GIVEN REQUEST
Extract all data as written.

MATERIALS PROVIDED
******************************

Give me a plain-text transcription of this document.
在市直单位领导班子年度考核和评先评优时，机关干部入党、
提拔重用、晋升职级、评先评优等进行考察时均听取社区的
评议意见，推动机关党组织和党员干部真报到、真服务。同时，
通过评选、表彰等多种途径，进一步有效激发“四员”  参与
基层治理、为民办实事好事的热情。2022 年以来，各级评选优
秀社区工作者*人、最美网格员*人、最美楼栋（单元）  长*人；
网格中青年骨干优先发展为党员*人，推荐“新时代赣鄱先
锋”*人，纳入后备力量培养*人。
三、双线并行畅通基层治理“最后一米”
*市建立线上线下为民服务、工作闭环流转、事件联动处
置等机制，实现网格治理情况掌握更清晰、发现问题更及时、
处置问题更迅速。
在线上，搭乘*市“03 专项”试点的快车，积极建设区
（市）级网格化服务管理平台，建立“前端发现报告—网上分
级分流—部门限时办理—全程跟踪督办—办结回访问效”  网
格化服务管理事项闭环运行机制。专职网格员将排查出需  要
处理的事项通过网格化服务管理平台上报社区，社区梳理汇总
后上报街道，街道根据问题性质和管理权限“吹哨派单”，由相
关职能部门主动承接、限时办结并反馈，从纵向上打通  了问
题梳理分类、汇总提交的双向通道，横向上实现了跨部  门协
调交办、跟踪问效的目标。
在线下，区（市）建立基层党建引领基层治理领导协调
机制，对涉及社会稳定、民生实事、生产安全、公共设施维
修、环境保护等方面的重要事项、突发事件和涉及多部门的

******************************

REPLY TO THE EXERCISE
Give me a plain-text transcription of this document.
在市直单位领导班子年度考核和评先评优时，机关干部入党、
提拔重用、晋升职级、评先评优等进行考察时均听取社区的
评议意见，推动机关党组织和党员干部真报到、真服务。同时，
通过评选、表彰等多种途径，进一步有效激发“四员”  参与
基层治理、为民办实事好事的热情。2022 年以来，各级评选优
秀社区工作者*人、最美网格员*人、最美楼栋（单元）  长*人；
网格中青年骨干优先发展为党员*人，推荐“新时代赣鄱先
锋”*人，纳入后备力量培养*人。
三、双线并行畅通基层治理“最后一米”
*市建立线上线下为民服务、工作闭环流转、事件联动处
置等机制，实现网格治理情况掌握更清晰、发现问题更及时、
处置问题更迅速。
在线上，搭乘*市“03 专项”试点的快车，积极建设区
（市）级网格化服务管理平台，建立“前端发现报告—网上分
级分流—部门限时办理—全程跟踪督办—办结回访问效”  网
格化服务管理事项闭环运行机制。专职网格员将排查出需  要
处理的事项通过网格化服务管理平台上报社区，社区梳理汇总
后上报街道，街道根据问题性质和管理权限“吹哨派单”，由相
关职能部门主动承接、限时办结并反馈，从纵向上打通  了问
题梳理分类、汇总提交的双向通道，横向上实现了跨部  门协
调交办、跟踪问效的目标。
在线下，区（市）建立基层党建引领基层治理领导协调
机制，对涉及社会稳定、民生实事、生产安全、公共设施维
修、环境保护等方面的重要事项、突发事件和涉及多部门的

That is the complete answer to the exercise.